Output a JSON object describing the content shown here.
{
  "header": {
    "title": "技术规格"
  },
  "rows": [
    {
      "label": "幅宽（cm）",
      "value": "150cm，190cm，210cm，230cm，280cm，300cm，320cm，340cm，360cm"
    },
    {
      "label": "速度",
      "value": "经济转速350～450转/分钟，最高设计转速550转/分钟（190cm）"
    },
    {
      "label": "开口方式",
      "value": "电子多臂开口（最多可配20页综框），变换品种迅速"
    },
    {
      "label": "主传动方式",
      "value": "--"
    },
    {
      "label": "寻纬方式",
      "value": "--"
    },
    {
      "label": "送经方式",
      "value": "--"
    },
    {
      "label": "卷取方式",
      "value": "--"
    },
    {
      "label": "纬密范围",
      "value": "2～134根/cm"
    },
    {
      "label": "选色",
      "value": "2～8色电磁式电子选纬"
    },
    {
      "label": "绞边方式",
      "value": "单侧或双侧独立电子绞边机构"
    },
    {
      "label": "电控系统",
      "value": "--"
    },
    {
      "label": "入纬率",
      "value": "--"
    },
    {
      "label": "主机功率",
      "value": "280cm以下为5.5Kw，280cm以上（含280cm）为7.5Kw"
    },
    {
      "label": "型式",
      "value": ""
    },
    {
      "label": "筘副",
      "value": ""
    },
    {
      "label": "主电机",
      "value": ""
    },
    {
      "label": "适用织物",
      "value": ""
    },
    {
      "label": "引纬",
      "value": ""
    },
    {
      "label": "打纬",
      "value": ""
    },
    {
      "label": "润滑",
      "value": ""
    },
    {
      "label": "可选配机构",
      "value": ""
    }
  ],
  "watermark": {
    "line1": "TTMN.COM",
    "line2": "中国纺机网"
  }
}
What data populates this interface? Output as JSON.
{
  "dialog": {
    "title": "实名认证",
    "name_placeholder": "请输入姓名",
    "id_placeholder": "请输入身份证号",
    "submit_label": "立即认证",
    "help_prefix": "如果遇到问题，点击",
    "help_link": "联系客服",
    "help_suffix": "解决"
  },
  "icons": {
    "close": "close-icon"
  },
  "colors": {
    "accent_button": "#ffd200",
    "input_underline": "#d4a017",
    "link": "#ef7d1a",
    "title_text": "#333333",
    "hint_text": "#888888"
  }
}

Instructions to follow
Go through the listing above and list every line that has the word "JSON".

Response
Output a JSON object describing the content shown here.
What data populates this interface? Output as JSON.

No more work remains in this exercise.